### Exercise objective
Every line of the material is to be quoted verbatim, minus the pictures.

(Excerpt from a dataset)
-.-.-

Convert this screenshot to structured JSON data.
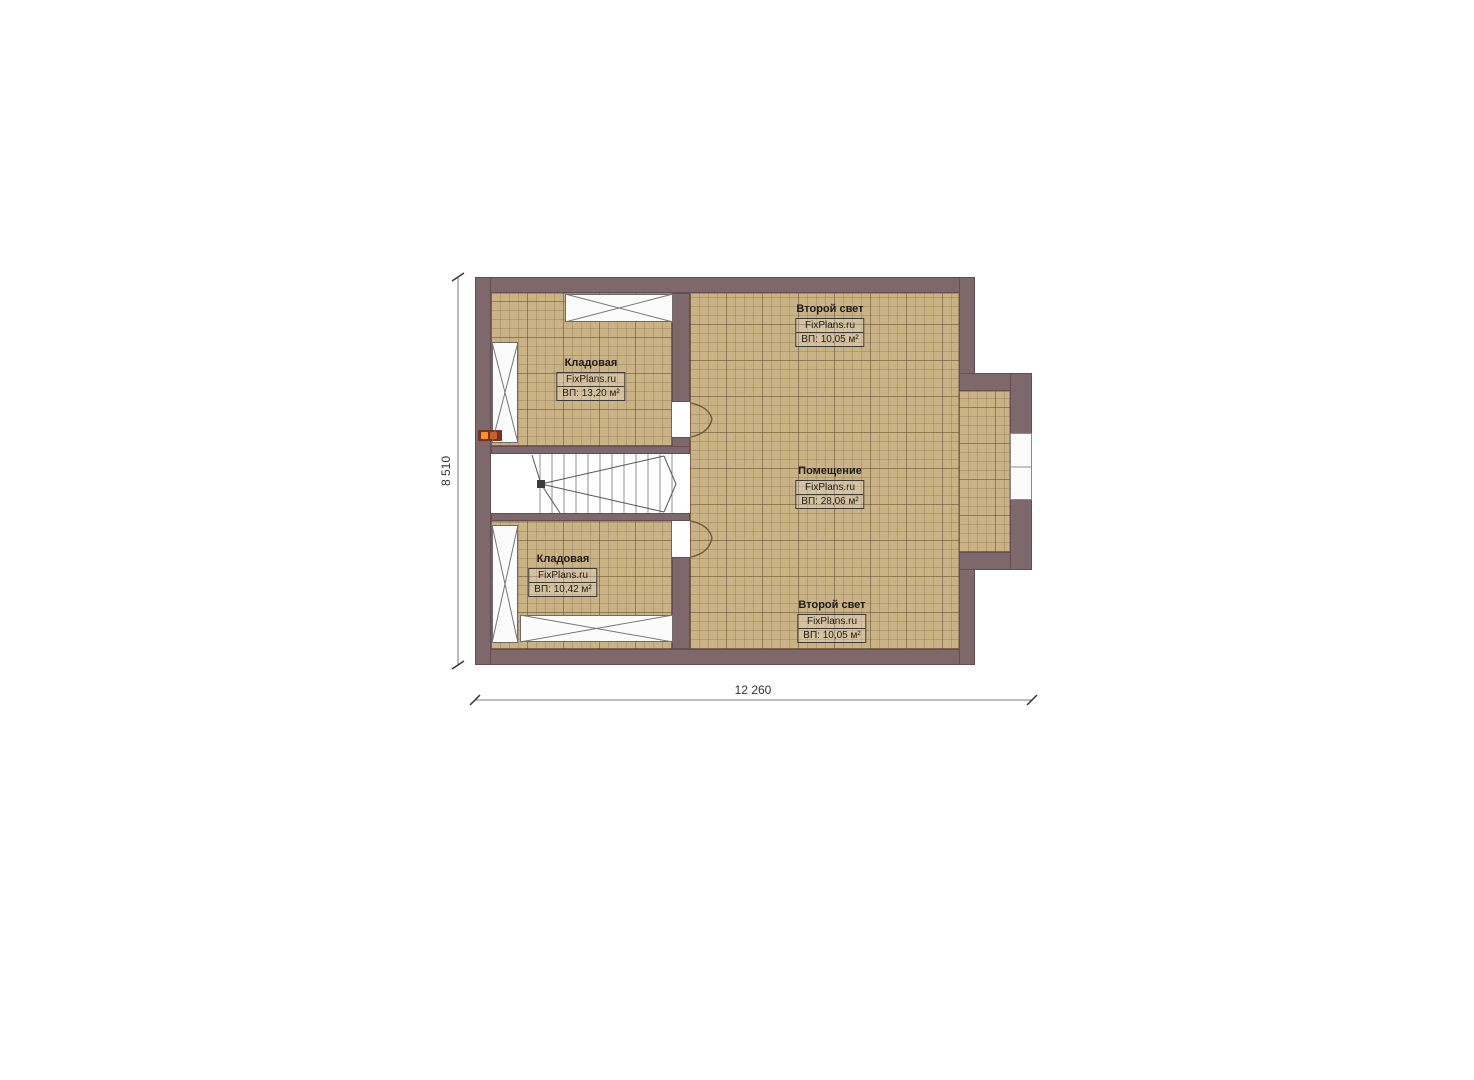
{
  "plan": {
    "rooms": [
      {
        "name": "Кладовая",
        "brand": "FixPlans.ru",
        "area": "ВП: 13,20 м²"
      },
      {
        "name": "Второй свет",
        "brand": "FixPlans.ru",
        "area": "ВП: 10,05 м²"
      },
      {
        "name": "Помещение",
        "brand": "FixPlans.ru",
        "area": "ВП: 28,06 м²"
      },
      {
        "name": "Кладовая",
        "brand": "FixPlans.ru",
        "area": "ВП: 10,42 м²"
      },
      {
        "name": "Второй свет",
        "brand": "FixPlans.ru",
        "area": "ВП: 10,05 м²"
      }
    ],
    "dimensions": {
      "height_label": "8 510",
      "width_label": "12 260"
    },
    "colors": {
      "wall": "#7d696b",
      "floor_tile": "#c9b284",
      "fixture_orange": "#ff9022"
    }
  }
}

-.-.-

### The solution
Convert this screenshot to structured JSON data.
{
  "plan": {
    "rooms": [
      {
        "name": "Кладовая",
        "brand": "FixPlans.ru",
        "area": "ВП: 13,20 м²"
      },
      {
        "name": "Второй свет",
        "brand": "FixPlans.ru",
        "area": "ВП: 10,05 м²"
      },
      {
        "name": "Помещение",
        "brand": "FixPlans.ru",
        "area": "ВП: 28,06 м²"
      },
      {
        "name": "Кладовая",
        "brand": "FixPlans.ru",
        "area": "ВП: 10,42 м²"
      },
      {
        "name": "Второй свет",
        "brand": "FixPlans.ru",
        "area": "ВП: 10,05 м²"
      }
    ],
    "dimensions": {
      "height_label": "8 510",
      "width_label": "12 260"
    },
    "colors": {
      "wall": "#7d696b",
      "floor_tile": "#c9b284",
      "fixture_orange": "#ff9022"
    }
  }
}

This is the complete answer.